● Page excerpt:
-- START --

He says his is the first laundrette to open in the city in a long time, and the decision was based on the huge population influx in the area.

“It’s the same amount of people as a small country town,” he says. “I come from Kyneton, which has about 7000 people. It’s hard to believe that’s right here.”

Nick Ma opened his third wave cafe Commonplace Coffee Brewers on Rose Lane four months ago and says he is surprised by how vibrant the area is, given its location.

“Everyone is talking about how it’s not central, we’re not in the city, and yet there’s still quite a lot of traffic,” he says.

Around the corner on Little Lonsdale Street is The Sneaker Laundry, a business for sneaker enthusiasts who want to get their high-end shoes cleaned professionally.

It’s a shop you’d expect to find in Fitzroy or Flinders Lane, not the shadows of Spencer Street DFO.

Co-founder Eugene Cheng says he chose the spot primarily because the rent was cheaper than it would be closer to the heart of town. But he also likes being in a new destination that people have to seek out.

-- END --

● Exercise set:
1. Translate this sentence from the excerpt about businesses near Spencer Street into Spanish: "It’s a shop you’d expect to find in Fitzroy or Flinders Lane, not the shadows of Spencer Street DFO."
2. Extract the lines of the records from the very first line through the line that contains "legend-label: IN FAVOUR", both included, with no changes.
The records have no connection to the text above.

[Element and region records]
-- START --

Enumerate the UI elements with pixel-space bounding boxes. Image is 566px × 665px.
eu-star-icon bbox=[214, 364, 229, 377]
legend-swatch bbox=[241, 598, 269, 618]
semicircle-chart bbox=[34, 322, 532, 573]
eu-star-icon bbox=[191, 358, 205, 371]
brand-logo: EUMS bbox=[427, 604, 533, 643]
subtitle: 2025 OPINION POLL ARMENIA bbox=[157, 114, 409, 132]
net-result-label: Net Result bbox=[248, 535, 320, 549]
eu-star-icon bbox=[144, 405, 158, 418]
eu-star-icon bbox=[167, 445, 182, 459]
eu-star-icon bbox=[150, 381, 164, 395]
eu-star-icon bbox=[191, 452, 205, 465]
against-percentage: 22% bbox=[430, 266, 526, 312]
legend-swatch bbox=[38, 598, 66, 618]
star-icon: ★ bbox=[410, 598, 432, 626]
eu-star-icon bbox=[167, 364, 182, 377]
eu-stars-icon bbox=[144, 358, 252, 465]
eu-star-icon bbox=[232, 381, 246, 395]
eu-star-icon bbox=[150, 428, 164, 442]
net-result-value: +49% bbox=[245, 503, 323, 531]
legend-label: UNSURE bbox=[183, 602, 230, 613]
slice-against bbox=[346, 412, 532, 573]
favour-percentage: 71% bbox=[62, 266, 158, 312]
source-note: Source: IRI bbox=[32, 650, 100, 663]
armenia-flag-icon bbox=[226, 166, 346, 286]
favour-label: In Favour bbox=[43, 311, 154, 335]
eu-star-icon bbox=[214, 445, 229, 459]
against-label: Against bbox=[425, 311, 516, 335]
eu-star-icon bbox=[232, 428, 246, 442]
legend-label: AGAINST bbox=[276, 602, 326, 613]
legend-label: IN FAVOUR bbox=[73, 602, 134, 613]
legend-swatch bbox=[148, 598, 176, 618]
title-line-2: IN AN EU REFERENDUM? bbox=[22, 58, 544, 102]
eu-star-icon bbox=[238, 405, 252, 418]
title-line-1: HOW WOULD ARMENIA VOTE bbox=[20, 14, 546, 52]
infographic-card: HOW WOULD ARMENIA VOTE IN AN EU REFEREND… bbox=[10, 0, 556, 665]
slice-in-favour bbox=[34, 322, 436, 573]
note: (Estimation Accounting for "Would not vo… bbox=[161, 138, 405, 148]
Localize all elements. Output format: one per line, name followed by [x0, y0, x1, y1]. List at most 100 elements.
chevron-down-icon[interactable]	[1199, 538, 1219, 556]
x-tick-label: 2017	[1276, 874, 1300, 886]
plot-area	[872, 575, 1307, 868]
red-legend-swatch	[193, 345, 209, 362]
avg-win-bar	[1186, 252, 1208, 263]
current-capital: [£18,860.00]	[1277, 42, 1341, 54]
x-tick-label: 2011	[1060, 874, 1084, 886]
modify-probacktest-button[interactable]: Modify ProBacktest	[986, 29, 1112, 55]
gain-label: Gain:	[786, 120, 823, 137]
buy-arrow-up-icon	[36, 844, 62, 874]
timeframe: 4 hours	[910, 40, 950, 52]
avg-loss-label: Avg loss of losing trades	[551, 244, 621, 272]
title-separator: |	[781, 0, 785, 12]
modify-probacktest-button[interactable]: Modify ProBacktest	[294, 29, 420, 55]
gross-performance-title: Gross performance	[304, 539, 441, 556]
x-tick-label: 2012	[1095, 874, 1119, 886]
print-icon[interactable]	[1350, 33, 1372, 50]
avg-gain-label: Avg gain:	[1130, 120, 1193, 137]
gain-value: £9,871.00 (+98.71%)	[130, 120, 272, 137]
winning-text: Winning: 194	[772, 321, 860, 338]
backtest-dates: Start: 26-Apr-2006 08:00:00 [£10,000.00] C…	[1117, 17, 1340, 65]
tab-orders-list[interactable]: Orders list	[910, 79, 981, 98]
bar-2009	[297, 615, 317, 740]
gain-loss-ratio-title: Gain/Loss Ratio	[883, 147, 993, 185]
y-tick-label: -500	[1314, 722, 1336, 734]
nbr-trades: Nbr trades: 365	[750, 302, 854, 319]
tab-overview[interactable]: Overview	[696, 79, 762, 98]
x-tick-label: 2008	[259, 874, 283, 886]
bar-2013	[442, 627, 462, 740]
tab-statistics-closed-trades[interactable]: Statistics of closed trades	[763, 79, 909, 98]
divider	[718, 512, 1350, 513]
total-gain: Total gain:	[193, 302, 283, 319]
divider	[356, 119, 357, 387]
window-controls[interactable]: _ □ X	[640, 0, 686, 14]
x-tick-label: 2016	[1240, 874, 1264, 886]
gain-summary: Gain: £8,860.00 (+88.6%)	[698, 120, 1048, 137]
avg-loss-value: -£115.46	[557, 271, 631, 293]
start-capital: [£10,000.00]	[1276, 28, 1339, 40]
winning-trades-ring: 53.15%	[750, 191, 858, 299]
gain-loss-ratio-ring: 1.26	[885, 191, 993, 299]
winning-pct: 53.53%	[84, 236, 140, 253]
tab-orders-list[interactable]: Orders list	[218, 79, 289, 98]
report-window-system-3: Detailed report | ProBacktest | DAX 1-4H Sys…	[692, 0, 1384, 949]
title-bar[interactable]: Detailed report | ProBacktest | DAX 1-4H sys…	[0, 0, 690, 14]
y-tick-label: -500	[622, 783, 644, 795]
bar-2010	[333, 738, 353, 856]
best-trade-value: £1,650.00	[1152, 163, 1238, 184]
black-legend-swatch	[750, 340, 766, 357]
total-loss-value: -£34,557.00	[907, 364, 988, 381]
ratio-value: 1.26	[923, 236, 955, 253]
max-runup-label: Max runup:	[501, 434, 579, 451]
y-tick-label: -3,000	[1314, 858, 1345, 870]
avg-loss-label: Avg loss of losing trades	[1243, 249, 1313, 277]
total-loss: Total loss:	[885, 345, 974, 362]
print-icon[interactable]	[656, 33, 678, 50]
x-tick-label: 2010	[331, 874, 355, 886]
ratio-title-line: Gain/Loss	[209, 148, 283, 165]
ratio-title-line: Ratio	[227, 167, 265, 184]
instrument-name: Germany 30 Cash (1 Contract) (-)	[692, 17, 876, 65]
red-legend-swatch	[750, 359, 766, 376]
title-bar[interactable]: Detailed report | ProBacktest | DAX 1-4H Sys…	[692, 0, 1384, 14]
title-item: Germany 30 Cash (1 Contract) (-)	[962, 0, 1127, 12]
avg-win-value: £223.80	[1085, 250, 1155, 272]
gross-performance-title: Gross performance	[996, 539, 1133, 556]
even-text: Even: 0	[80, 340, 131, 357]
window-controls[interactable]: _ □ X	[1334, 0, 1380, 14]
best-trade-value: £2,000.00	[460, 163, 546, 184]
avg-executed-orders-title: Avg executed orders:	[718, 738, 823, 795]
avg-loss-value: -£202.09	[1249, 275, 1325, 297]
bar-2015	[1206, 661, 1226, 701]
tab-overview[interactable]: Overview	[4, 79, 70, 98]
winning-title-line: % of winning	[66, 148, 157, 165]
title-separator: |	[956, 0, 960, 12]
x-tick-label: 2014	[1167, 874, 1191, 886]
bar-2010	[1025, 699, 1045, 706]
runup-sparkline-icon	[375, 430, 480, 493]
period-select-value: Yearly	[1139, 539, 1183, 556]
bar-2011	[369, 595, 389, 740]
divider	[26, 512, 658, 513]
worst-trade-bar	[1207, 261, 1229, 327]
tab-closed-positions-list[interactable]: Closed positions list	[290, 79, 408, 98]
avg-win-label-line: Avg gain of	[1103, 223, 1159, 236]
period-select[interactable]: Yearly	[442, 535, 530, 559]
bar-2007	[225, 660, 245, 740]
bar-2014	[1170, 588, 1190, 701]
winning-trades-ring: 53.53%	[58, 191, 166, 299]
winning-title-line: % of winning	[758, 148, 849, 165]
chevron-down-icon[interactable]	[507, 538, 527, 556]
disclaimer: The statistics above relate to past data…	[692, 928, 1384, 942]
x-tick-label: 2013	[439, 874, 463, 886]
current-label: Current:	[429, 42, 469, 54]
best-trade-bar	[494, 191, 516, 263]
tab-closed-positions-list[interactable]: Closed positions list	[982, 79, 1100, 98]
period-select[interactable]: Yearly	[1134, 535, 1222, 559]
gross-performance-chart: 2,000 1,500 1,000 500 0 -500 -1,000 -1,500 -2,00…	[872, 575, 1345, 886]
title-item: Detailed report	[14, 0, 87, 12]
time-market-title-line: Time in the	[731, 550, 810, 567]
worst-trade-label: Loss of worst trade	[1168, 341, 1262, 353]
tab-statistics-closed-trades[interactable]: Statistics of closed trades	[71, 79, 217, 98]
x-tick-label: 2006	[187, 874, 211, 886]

-- END --

● Answers:
1. Es una tienda que uno esperaría encontrar en Fitzroy o Flinders Lane, no a la sombra del Spencer Street DFO.

2.
Enumerate the UI elements with pixel-space bounding boxes. Image is 566px × 665px.
eu-star-icon bbox=[214, 364, 229, 377]
legend-swatch bbox=[241, 598, 269, 618]
semicircle-chart bbox=[34, 322, 532, 573]
eu-star-icon bbox=[191, 358, 205, 371]
brand-logo: EUMS bbox=[427, 604, 533, 643]
subtitle: 2025 OPINION POLL ARMENIA bbox=[157, 114, 409, 132]
net-result-label: Net Result bbox=[248, 535, 320, 549]
eu-star-icon bbox=[144, 405, 158, 418]
eu-star-icon bbox=[167, 445, 182, 459]
eu-star-icon bbox=[150, 381, 164, 395]
eu-star-icon bbox=[191, 452, 205, 465]
against-percentage: 22% bbox=[430, 266, 526, 312]
legend-swatch bbox=[38, 598, 66, 618]
star-icon: ★ bbox=[410, 598, 432, 626]
eu-star-icon bbox=[167, 364, 182, 377]
eu-stars-icon bbox=[144, 358, 252, 465]
eu-star-icon bbox=[232, 381, 246, 395]
eu-star-icon bbox=[150, 428, 164, 442]
net-result-value: +49% bbox=[245, 503, 323, 531]
legend-label: UNSURE bbox=[183, 602, 230, 613]
slice-against bbox=[346, 412, 532, 573]
favour-percentage: 71% bbox=[62, 266, 158, 312]
source-note: Source: IRI bbox=[32, 650, 100, 663]
armenia-flag-icon bbox=[226, 166, 346, 286]
favour-label: In Favour bbox=[43, 311, 154, 335]
eu-star-icon bbox=[214, 445, 229, 459]
against-label: Against bbox=[425, 311, 516, 335]
eu-star-icon bbox=[232, 428, 246, 442]
legend-label: AGAINST bbox=[276, 602, 326, 613]
legend-label: IN FAVOUR bbox=[73, 602, 134, 613]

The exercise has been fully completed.